Task description >>
Reproduce verbatim every line from the one containing "I need the location" down to the one containing "bar-aggregations-high [1466,315,1503,478]", including both of those lines.

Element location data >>
....................
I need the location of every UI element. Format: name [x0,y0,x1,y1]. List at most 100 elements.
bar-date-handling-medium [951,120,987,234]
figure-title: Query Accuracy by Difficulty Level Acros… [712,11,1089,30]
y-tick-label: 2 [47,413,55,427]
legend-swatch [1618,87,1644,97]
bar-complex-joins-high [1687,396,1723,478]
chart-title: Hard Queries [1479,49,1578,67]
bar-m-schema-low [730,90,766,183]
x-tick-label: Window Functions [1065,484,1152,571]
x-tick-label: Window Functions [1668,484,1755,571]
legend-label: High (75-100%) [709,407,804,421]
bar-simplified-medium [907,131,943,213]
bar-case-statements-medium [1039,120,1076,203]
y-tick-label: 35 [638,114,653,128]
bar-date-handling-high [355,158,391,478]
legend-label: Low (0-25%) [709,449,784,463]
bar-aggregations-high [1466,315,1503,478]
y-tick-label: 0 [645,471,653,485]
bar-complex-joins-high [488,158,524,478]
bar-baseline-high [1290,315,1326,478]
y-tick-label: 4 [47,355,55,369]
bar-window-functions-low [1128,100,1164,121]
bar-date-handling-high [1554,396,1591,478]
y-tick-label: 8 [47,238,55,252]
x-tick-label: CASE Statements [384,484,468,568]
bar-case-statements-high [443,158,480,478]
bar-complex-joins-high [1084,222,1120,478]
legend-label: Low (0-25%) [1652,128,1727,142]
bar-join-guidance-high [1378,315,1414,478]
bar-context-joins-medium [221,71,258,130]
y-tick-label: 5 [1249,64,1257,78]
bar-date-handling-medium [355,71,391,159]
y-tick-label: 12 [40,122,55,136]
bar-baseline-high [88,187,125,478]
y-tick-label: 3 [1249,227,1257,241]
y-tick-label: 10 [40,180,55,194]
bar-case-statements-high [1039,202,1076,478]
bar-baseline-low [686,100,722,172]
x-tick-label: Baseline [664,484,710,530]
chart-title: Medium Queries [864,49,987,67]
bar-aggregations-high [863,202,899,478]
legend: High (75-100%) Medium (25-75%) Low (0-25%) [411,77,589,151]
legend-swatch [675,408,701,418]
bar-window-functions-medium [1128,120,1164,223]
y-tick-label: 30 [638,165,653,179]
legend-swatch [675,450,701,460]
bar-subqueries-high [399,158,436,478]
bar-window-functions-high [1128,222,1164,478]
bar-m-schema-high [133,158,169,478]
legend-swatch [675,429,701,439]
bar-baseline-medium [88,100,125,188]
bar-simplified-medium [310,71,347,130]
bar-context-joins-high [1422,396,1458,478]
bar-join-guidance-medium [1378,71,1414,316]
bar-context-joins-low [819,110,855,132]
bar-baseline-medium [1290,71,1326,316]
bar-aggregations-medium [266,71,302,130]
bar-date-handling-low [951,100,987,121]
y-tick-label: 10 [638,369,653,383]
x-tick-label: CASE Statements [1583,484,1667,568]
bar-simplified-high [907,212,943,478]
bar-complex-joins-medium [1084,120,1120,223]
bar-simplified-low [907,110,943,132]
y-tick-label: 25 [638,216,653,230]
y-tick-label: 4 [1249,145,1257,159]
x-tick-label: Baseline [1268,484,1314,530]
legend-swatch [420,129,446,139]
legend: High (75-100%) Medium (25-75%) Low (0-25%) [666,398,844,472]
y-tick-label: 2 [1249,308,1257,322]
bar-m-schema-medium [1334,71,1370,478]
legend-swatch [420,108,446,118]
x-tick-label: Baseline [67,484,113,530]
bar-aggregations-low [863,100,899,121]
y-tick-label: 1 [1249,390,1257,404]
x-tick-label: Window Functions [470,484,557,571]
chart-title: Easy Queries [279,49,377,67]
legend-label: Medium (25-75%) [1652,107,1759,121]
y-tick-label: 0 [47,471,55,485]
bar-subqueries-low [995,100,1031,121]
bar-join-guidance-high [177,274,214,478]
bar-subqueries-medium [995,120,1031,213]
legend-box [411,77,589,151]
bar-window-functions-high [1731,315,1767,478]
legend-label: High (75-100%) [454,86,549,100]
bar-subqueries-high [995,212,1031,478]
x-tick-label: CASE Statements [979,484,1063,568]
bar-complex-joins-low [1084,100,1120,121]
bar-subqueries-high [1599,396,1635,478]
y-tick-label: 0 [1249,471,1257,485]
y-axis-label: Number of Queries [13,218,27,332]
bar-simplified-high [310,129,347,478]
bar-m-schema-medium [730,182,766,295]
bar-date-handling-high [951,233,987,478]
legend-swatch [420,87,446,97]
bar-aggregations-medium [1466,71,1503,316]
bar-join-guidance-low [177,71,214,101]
....................
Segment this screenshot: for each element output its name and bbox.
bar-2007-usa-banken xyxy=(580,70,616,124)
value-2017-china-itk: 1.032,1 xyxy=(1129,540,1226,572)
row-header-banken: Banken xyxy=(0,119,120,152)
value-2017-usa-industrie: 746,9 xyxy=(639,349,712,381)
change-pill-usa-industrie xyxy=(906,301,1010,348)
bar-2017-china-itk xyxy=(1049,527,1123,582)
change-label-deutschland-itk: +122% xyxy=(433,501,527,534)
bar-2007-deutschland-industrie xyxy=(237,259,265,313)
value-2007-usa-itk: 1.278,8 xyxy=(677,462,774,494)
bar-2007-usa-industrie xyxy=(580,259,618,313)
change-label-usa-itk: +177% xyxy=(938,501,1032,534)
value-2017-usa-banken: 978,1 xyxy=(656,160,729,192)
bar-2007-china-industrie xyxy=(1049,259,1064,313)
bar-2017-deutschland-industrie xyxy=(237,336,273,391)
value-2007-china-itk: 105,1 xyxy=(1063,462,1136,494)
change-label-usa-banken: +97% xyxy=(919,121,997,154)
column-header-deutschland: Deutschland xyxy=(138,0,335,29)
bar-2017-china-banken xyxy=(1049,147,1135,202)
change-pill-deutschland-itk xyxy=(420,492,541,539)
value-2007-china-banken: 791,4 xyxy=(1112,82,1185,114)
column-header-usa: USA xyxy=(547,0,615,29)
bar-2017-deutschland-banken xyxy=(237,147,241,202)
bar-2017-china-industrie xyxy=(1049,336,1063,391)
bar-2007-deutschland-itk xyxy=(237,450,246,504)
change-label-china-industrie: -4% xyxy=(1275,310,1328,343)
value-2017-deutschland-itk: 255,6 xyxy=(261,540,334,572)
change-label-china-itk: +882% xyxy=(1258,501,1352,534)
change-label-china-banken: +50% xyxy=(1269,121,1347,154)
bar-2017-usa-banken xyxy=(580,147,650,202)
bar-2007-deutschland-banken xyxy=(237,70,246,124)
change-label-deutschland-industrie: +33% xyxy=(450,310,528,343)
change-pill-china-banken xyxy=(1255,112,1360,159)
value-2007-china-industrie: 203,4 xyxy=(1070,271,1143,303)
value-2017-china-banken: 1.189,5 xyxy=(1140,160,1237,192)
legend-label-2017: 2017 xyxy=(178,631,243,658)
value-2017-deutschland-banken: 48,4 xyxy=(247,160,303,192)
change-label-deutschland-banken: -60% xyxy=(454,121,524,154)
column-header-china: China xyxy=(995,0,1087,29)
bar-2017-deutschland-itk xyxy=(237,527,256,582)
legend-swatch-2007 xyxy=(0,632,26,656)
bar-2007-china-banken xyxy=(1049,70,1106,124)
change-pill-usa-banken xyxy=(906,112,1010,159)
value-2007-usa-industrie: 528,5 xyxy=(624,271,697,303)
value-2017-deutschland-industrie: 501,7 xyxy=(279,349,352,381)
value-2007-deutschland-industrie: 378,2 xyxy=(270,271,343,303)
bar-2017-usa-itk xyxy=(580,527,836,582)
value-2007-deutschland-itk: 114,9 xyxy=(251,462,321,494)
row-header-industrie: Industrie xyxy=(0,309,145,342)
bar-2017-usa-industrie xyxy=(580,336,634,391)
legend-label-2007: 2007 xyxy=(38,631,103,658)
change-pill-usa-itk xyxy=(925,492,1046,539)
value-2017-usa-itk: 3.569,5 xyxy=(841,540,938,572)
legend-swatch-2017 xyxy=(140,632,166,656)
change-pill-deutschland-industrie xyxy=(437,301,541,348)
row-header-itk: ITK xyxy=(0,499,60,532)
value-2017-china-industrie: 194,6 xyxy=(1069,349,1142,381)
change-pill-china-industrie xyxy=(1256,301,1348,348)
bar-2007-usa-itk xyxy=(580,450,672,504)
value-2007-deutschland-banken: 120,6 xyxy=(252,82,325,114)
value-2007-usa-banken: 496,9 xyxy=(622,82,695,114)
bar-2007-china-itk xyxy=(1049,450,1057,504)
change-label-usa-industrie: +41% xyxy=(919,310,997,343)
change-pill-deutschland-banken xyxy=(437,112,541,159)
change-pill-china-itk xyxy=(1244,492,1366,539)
....................
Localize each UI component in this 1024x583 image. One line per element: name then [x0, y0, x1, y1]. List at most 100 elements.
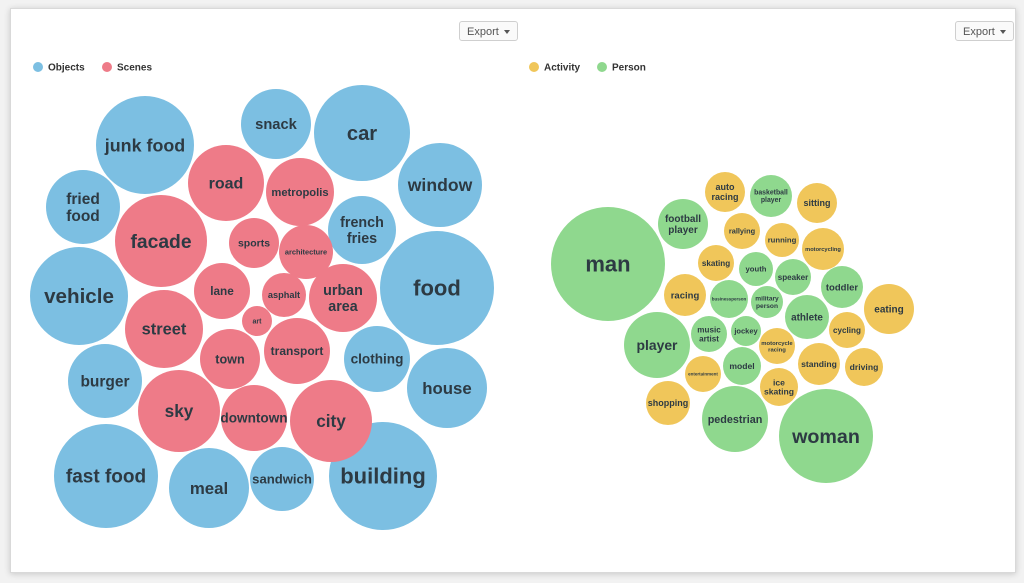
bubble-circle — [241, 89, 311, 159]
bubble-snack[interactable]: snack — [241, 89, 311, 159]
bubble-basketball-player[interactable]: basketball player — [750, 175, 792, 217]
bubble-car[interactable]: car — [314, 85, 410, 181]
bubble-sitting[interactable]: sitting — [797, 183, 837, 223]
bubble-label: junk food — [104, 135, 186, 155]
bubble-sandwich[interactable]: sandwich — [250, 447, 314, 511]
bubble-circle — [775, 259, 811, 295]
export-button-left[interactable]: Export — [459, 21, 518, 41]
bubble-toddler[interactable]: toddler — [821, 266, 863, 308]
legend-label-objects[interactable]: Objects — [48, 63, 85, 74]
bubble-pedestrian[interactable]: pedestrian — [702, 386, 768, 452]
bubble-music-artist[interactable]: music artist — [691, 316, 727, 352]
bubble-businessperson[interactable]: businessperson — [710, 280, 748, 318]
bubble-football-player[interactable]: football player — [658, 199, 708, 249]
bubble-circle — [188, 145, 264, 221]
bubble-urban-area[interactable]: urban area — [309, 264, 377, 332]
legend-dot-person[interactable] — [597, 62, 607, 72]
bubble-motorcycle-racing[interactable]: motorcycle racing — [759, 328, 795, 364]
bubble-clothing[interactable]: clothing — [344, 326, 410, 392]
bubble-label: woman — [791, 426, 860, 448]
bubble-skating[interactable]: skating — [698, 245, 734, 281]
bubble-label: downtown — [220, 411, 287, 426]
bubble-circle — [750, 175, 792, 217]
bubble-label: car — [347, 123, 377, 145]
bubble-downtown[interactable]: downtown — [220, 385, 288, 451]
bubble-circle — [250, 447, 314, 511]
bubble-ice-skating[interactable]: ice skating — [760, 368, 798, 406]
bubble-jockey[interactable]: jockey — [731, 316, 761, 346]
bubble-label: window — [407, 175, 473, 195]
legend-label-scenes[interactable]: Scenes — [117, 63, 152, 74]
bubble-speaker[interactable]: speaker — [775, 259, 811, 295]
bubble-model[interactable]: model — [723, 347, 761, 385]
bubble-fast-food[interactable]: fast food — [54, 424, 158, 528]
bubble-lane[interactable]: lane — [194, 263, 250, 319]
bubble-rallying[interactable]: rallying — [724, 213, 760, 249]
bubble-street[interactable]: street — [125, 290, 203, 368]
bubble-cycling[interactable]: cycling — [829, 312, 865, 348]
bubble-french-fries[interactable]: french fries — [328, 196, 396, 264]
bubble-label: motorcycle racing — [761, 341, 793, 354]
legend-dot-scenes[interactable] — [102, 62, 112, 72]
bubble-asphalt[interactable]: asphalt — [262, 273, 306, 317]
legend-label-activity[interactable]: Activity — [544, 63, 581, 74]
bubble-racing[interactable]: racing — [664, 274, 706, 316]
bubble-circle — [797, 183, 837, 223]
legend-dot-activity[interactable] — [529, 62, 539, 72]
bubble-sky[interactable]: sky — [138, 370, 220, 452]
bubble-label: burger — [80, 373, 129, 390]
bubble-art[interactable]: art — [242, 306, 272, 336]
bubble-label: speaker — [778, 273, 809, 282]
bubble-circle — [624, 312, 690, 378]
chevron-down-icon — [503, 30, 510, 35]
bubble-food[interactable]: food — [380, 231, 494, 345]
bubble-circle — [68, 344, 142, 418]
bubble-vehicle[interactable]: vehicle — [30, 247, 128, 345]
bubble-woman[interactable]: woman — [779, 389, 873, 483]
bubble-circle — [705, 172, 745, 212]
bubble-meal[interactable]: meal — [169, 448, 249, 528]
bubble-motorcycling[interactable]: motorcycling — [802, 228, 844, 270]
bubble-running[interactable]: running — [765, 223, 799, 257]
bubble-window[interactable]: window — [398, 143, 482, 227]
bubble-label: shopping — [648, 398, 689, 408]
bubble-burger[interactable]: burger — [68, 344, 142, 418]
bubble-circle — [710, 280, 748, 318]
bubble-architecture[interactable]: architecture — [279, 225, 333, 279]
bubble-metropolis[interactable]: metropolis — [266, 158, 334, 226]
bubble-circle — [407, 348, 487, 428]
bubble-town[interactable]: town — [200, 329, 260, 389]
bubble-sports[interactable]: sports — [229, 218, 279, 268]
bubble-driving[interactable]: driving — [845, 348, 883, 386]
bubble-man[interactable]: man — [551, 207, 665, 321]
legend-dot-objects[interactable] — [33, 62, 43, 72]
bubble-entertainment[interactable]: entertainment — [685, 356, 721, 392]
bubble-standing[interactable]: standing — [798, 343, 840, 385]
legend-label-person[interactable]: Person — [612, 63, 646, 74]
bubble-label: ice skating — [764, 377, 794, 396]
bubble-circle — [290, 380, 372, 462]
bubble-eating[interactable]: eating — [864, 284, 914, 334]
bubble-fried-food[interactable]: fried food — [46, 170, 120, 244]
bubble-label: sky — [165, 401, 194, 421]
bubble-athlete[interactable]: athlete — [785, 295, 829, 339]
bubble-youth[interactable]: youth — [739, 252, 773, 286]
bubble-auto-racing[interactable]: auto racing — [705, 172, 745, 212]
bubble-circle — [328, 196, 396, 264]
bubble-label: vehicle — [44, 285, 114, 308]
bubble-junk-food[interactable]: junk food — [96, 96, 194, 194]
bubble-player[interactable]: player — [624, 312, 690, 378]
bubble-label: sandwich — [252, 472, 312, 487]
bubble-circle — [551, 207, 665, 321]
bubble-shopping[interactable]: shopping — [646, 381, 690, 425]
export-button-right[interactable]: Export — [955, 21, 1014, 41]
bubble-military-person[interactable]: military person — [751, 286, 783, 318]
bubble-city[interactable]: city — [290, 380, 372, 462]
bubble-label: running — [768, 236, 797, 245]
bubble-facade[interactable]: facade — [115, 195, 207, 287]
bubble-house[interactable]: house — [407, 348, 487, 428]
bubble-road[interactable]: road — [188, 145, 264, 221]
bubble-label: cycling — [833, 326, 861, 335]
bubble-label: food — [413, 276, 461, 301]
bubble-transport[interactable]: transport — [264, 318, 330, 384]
....................
Task solution >>
I need the location of every UI element. Format: name [x0,y0,x1,y1]. List at most 100 elements.
bar-date-handling-medium [951,120,987,234]
figure-title: Query Accuracy by Difficulty Level Acros… [712,11,1089,30]
y-tick-label: 2 [47,413,55,427]
legend-swatch [1618,87,1644,97]
bar-complex-joins-high [1687,396,1723,478]
chart-title: Hard Queries [1479,49,1578,67]
bar-m-schema-low [730,90,766,183]
x-tick-label: Window Functions [1065,484,1152,571]
x-tick-label: Window Functions [1668,484,1755,571]
legend-label: High (75-100%) [709,407,804,421]
bar-simplified-medium [907,131,943,213]
bar-case-statements-medium [1039,120,1076,203]
y-tick-label: 35 [638,114,653,128]
bar-date-handling-high [355,158,391,478]
legend-label: Low (0-25%) [709,449,784,463]
bar-aggregations-high [1466,315,1503,478]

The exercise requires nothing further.